_GIVEN INSTRUCTION_
Count each line below that has "Золотко" anywhere in it. Answer with the total alone.

Saved data entries:
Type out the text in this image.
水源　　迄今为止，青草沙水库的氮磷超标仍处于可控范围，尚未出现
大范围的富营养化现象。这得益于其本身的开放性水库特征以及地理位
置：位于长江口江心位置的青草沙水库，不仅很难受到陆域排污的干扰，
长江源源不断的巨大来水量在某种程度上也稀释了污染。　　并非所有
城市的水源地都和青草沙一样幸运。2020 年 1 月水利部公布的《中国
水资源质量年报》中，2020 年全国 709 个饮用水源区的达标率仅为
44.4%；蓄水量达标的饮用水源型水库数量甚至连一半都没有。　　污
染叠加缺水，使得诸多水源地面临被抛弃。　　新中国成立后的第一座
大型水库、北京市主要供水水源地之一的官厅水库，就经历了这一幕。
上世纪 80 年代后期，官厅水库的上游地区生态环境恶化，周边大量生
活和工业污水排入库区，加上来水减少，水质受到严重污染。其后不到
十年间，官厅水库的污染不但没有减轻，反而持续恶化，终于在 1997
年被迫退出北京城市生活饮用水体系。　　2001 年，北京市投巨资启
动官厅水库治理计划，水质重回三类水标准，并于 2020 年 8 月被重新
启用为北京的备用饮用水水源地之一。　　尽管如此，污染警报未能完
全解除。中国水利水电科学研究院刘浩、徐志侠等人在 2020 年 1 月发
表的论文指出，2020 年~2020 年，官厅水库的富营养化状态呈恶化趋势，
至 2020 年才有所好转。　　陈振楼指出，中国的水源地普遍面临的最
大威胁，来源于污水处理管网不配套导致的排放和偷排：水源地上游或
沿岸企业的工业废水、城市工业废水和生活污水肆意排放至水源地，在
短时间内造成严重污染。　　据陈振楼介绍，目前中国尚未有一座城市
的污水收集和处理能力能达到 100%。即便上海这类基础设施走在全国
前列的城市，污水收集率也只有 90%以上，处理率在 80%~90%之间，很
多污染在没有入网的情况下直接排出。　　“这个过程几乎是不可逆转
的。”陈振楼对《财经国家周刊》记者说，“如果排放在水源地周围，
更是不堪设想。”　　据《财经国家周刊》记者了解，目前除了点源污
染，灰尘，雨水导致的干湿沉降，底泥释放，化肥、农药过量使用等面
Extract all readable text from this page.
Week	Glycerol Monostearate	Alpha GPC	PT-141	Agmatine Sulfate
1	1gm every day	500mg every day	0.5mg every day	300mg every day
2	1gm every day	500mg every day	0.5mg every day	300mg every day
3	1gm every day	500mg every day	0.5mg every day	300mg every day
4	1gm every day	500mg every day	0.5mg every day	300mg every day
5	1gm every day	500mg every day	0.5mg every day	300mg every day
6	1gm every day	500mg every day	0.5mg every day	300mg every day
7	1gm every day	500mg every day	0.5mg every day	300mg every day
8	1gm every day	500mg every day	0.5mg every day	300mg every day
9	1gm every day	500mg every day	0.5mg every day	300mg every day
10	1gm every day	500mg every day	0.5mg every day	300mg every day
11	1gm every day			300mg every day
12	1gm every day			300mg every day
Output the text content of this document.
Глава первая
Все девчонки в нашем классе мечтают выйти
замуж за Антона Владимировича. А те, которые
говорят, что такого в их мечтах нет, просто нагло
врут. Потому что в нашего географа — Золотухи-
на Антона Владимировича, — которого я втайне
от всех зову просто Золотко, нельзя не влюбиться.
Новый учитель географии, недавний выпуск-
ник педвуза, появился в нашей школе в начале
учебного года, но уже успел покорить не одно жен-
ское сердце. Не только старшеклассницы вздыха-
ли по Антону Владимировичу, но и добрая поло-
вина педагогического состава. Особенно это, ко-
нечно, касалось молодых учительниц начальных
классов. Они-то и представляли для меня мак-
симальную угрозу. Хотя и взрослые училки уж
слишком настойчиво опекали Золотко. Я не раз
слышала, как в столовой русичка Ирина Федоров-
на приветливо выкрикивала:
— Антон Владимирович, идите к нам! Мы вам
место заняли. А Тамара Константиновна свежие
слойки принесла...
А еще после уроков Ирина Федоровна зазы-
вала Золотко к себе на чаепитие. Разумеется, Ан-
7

_SOLVED EXERCISE_
3